Material to process —
********

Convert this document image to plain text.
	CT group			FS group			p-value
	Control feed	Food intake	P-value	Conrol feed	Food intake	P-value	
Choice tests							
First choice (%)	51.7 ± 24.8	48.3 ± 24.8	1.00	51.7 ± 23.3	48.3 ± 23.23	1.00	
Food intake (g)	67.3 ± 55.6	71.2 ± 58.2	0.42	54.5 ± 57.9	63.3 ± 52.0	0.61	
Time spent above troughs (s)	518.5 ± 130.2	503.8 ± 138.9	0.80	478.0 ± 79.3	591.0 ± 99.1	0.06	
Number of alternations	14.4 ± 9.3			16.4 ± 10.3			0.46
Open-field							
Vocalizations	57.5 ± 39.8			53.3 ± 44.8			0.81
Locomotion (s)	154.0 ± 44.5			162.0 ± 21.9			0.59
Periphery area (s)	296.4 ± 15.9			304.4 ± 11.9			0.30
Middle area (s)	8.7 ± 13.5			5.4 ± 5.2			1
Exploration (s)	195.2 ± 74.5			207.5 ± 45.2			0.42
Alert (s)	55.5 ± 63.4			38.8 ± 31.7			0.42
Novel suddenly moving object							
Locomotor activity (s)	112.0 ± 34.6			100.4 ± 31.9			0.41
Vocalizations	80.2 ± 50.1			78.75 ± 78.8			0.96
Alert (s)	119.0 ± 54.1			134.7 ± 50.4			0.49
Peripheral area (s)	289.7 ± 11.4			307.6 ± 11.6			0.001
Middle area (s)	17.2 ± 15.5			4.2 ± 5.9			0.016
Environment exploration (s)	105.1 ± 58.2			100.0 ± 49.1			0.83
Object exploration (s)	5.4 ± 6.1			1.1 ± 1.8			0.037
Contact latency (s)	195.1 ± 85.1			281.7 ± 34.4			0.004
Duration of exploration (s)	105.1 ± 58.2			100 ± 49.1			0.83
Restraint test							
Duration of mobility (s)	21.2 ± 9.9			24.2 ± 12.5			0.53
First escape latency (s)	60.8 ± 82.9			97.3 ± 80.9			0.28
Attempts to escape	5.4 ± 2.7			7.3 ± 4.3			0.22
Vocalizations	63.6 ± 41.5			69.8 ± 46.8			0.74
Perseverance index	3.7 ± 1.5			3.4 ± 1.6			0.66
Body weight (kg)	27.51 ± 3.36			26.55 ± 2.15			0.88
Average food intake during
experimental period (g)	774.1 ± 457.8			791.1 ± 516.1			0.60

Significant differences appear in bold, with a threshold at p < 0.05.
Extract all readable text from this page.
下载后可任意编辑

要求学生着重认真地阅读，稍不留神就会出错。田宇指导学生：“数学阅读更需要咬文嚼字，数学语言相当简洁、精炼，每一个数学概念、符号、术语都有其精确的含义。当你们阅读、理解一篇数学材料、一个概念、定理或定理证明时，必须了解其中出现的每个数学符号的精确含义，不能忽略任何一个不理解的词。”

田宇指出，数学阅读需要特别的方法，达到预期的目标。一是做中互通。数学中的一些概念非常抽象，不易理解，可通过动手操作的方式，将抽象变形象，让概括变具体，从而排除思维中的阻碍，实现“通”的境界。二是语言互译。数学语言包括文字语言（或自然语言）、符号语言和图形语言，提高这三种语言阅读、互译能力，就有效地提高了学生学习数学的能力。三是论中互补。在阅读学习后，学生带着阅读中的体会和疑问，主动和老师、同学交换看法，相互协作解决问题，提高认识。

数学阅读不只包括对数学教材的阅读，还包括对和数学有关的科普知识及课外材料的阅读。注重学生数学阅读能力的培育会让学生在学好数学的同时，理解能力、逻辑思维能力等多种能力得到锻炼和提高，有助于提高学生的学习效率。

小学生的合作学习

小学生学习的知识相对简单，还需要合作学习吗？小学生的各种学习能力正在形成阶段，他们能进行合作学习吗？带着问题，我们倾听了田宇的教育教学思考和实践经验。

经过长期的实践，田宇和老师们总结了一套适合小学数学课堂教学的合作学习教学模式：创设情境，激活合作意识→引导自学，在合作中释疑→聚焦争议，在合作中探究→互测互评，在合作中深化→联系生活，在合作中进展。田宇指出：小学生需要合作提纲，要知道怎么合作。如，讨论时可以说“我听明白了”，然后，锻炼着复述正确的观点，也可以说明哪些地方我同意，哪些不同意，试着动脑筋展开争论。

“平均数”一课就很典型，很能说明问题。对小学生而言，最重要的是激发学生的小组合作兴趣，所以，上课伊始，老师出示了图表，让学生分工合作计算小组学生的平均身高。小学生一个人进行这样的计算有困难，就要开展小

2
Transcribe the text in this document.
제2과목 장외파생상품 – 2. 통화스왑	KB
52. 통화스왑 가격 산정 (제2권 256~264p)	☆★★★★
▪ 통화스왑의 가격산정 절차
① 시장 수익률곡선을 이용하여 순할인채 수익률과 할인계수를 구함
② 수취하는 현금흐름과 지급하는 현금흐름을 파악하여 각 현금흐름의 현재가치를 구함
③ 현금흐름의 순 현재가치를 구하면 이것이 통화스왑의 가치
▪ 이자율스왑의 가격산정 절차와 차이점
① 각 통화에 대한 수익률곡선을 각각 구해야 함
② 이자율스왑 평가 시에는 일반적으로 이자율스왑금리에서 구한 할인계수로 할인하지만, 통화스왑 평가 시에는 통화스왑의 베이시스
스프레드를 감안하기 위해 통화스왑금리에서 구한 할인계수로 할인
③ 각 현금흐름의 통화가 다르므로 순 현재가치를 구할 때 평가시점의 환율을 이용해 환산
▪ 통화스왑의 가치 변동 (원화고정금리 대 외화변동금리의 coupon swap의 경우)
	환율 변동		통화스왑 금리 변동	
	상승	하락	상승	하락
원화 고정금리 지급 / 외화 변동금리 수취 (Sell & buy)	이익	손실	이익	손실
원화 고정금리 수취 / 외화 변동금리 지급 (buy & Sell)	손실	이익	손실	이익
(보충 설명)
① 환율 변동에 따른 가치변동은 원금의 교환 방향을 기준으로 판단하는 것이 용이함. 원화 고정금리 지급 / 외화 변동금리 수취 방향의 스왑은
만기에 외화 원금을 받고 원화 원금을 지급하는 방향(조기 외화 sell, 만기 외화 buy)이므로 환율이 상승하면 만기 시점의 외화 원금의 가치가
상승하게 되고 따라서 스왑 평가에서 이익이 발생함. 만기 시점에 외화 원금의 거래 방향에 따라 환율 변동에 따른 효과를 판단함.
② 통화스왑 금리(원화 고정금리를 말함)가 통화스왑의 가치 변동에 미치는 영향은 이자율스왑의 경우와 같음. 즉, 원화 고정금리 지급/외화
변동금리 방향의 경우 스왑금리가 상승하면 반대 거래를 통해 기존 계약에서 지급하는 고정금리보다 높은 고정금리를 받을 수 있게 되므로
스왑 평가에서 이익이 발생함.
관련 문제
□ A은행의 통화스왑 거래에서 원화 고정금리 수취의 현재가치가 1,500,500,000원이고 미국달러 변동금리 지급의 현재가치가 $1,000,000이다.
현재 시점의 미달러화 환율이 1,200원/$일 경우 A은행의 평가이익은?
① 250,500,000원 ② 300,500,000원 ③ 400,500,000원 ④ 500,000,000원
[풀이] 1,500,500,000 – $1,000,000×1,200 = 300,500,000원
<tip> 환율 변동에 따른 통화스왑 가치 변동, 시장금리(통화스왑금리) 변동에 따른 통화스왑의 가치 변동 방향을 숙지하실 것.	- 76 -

********

Short task — Locate the word "지급하는" in the data above. Copy every line carrying it.

Result of this task —
② 수취하는 현금흐름과 지급하는 현금흐름을 파악하여 각 현금흐름의 현재가치를 구함
만기에 외화 원금을 받고 원화 원금을 지급하는 방향(조기 외화 sell, 만기 외화 buy)이므로 환율이 상승하면 만기 시점의 외화 원금의 가치가
변동금리 방향의 경우 스왑금리가 상승하면 반대 거래를 통해 기존 계약에서 지급하는 고정금리보다 높은 고정금리를 받을 수 있게 되므로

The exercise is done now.